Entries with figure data
## begin
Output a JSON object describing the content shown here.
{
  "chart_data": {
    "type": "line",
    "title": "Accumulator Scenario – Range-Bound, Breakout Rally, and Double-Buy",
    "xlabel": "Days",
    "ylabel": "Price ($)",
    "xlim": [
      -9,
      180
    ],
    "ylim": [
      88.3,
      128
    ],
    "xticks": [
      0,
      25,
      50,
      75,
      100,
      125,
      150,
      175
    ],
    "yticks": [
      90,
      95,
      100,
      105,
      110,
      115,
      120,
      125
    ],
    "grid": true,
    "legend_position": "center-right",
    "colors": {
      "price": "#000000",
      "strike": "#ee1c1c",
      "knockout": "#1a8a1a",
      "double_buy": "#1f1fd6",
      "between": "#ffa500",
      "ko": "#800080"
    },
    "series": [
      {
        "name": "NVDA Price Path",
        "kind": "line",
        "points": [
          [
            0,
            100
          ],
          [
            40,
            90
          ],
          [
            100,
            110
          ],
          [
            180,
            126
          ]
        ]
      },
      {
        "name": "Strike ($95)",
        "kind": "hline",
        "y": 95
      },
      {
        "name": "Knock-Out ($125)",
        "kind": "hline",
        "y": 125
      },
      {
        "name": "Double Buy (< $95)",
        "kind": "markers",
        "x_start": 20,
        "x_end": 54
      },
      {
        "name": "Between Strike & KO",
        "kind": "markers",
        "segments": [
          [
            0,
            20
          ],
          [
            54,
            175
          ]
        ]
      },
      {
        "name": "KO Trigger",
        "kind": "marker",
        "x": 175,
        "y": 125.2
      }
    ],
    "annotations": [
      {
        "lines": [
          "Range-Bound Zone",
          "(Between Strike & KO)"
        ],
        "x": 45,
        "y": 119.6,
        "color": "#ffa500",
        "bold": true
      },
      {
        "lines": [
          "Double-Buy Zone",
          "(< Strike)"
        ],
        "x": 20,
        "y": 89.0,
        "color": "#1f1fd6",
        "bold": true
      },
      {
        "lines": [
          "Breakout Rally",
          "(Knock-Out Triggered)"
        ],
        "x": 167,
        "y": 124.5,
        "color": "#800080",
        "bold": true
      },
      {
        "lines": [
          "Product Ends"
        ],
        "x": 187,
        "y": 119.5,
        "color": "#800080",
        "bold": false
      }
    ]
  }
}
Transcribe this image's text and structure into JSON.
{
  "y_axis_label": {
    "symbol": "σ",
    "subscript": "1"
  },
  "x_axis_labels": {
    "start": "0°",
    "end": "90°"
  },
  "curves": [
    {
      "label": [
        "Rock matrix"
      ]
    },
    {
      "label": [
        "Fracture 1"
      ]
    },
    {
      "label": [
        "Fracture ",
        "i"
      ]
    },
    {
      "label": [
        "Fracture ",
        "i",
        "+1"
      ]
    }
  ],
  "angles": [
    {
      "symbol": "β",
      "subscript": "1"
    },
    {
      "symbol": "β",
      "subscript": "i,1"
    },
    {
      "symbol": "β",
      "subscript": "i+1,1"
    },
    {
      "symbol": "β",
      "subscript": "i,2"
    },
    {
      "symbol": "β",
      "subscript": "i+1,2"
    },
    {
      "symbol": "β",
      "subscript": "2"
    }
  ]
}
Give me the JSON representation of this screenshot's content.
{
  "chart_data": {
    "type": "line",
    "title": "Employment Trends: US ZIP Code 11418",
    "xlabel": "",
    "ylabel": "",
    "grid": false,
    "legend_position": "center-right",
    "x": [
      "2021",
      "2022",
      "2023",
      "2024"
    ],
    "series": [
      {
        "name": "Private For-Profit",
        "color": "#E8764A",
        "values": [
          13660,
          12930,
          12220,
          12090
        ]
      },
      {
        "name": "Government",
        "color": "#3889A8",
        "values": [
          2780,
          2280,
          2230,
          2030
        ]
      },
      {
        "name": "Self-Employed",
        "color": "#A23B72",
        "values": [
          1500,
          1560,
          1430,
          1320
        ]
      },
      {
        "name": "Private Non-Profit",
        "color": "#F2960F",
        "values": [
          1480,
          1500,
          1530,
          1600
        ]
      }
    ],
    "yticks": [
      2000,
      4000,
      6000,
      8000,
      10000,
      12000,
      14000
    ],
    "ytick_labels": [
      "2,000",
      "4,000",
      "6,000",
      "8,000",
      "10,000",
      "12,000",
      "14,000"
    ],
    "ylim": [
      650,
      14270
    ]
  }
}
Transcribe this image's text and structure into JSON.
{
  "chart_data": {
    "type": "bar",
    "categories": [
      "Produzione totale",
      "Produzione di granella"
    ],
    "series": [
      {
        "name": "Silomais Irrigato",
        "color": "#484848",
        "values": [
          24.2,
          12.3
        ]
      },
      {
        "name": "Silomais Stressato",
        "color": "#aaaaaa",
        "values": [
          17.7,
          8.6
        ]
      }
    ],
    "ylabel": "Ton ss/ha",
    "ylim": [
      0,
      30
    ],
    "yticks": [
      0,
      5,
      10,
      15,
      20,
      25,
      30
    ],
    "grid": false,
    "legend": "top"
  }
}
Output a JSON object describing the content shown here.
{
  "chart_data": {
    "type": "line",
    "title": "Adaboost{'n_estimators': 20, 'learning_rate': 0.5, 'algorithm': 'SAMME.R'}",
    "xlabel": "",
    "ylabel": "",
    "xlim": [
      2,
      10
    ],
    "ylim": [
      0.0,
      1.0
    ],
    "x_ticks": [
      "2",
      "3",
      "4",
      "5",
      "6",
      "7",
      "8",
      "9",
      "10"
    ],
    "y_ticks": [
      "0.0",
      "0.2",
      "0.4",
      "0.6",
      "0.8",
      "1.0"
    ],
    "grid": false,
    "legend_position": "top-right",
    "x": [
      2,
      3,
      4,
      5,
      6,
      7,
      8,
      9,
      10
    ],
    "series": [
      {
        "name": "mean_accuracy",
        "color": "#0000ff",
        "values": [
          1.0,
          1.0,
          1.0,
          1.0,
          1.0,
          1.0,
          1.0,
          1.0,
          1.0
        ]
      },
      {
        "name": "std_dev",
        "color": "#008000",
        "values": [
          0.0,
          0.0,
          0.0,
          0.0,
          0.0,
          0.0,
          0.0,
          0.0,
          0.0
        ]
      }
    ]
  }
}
## end
Stated goal |
Nothing should be left out: return all of the records exactly.

Result for this task |
Output a JSON object describing the content shown here.
{
  "chart_data": {
    "type": "line",
    "title": "Accumulator Scenario – Range-Bound, Breakout Rally, and Double-Buy",
    "xlabel": "Days",
    "ylabel": "Price ($)",
    "xlim": [
      -9,
      180
    ],
    "ylim": [
      88.3,
      128
    ],
    "xticks": [
      0,
      25,
      50,
      75,
      100,
      125,
      150,
      175
    ],
    "yticks": [
      90,
      95,
      100,
      105,
      110,
      115,
      120,
      125
    ],
    "grid": true,
    "legend_position": "center-right",
    "colors": {
      "price": "#000000",
      "strike": "#ee1c1c",
      "knockout": "#1a8a1a",
      "double_buy": "#1f1fd6",
      "between": "#ffa500",
      "ko": "#800080"
    },
    "series": [
      {
        "name": "NVDA Price Path",
        "kind": "line",
        "points": [
          [
            0,
            100
          ],
          [
            40,
            90
          ],
          [
            100,
            110
          ],
          [
            180,
            126
          ]
        ]
      },
      {
        "name": "Strike ($95)",
        "kind": "hline",
        "y": 95
      },
      {
        "name": "Knock-Out ($125)",
        "kind": "hline",
        "y": 125
      },
      {
        "name": "Double Buy (< $95)",
        "kind": "markers",
        "x_start": 20,
        "x_end": 54
      },
      {
        "name": "Between Strike & KO",
        "kind": "markers",
        "segments": [
          [
            0,
            20
          ],
          [
            54,
            175
          ]
        ]
      },
      {
        "name": "KO Trigger",
        "kind": "marker",
        "x": 175,
        "y": 125.2
      }
    ],
    "annotations": [
      {
        "lines": [
          "Range-Bound Zone",
          "(Between Strike & KO)"
        ],
        "x": 45,
        "y": 119.6,
        "color": "#ffa500",
        "bold": true
      },
      {
        "lines": [
          "Double-Buy Zone",
          "(< Strike)"
        ],
        "x": 20,
        "y": 89.0,
        "color": "#1f1fd6",
        "bold": true
      },
      {
        "lines": [
          "Breakout Rally",
          "(Knock-Out Triggered)"
        ],
        "x": 167,
        "y": 124.5,
        "color": "#800080",
        "bold": true
      },
      {
        "lines": [
          "Product Ends"
        ],
        "x": 187,
        "y": 119.5,
        "color": "#800080",
        "bold": false
      }
    ]
  }
}
Transcribe this image's text and structure into JSON.
{
  "y_axis_label": {
    "symbol": "σ",
    "subscript": "1"
  },
  "x_axis_labels": {
    "start": "0°",
    "end": "90°"
  },
  "curves": [
    {
      "label": [
        "Rock matrix"
      ]
    },
    {
      "label": [
        "Fracture 1"
      ]
    },
    {
      "label": [
        "Fracture ",
        "i"
      ]
    },
    {
      "label": [
        "Fracture ",
        "i",
        "+1"
      ]
    }
  ],
  "angles": [
    {
      "symbol": "β",
      "subscript": "1"
    },
    {
      "symbol": "β",
      "subscript": "i,1"
    },
    {
      "symbol": "β",
      "subscript": "i+1,1"
    },
    {
      "symbol": "β",
      "subscript": "i,2"
    },
    {
      "symbol": "β",
      "subscript": "i+1,2"
    },
    {
      "symbol": "β",
      "subscript": "2"
    }
  ]
}
Give me the JSON representation of this screenshot's content.
{
  "chart_data": {
    "type": "line",
    "title": "Employment Trends: US ZIP Code 11418",
    "xlabel": "",
    "ylabel": "",
    "grid": false,
    "legend_position": "center-right",
    "x": [
      "2021",
      "2022",
      "2023",
      "2024"
    ],
    "series": [
      {
        "name": "Private For-Profit",
        "color": "#E8764A",
        "values": [
          13660,
          12930,
          12220,
          12090
        ]
      },
      {
        "name": "Government",
        "color": "#3889A8",
        "values": [
          2780,
          2280,
          2230,
          2030
        ]
      },
      {
        "name": "Self-Employed",
        "color": "#A23B72",
        "values": [
          1500,
          1560,
          1430,
          1320
        ]
      },
      {
        "name": "Private Non-Profit",
        "color": "#F2960F",
        "values": [
          1480,
          1500,
          1530,
          1600
        ]
      }
    ],
    "yticks": [
      2000,
      4000,
      6000,
      8000,
      10000,
      12000,
      14000
    ],
    "ytick_labels": [
      "2,000",
      "4,000",
      "6,000",
      "8,000",
      "10,000",
      "12,000",
      "14,000"
    ],
    "ylim": [
      650,
      14270
    ]
  }
}
Transcribe this image's text and structure into JSON.
{
  "chart_data": {
    "type": "bar",
    "categories": [
      "Produzione totale",
      "Produzione di granella"
    ],
    "series": [
      {
        "name": "Silomais Irrigato",
        "color": "#484848",
        "values": [
          24.2,
          12.3
        ]
      },
      {
        "name": "Silomais Stressato",
        "color": "#aaaaaa",
        "values": [
          17.7,
          8.6
        ]
      }
    ],
    "ylabel": "Ton ss/ha",
    "ylim": [
      0,
      30
    ],
    "yticks": [
      0,
      5,
      10,
      15,
      20,
      25,
      30
    ],
    "grid": false,
    "legend": "top"
  }
}
Output a JSON object describing the content shown here.
{
  "chart_data": {
    "type": "line",
    "title": "Adaboost{'n_estimators': 20, 'learning_rate': 0.5, 'algorithm': 'SAMME.R'}",
    "xlabel": "",
    "ylabel": "",
    "xlim": [
      2,
      10
    ],
    "ylim": [
      0.0,
      1.0
    ],
    "x_ticks": [
      "2",
      "3",
      "4",
      "5",
      "6",
      "7",
      "8",
      "9",
      "10"
    ],
    "y_ticks": [
      "0.0",
      "0.2",
      "0.4",
      "0.6",
      "0.8",
      "1.0"
    ],
    "grid": false,
    "legend_position": "top-right",
    "x": [
      2,
      3,
      4,
      5,
      6,
      7,
      8,
      9,
      10
    ],
    "series": [
      {
        "name": "mean_accuracy",
        "color": "#0000ff",
        "values": [
          1.0,
          1.0,
          1.0,
          1.0,
          1.0,
          1.0,
          1.0,
          1.0,
          1.0
        ]
      },
      {
        "name": "std_dev",
        "color": "#008000",
        "values": [
          0.0,
          0.0,
          0.0,
          0.0,
          0.0,
          0.0,
          0.0,
          0.0,
          0.0
        ]
      }
    ]
  }
}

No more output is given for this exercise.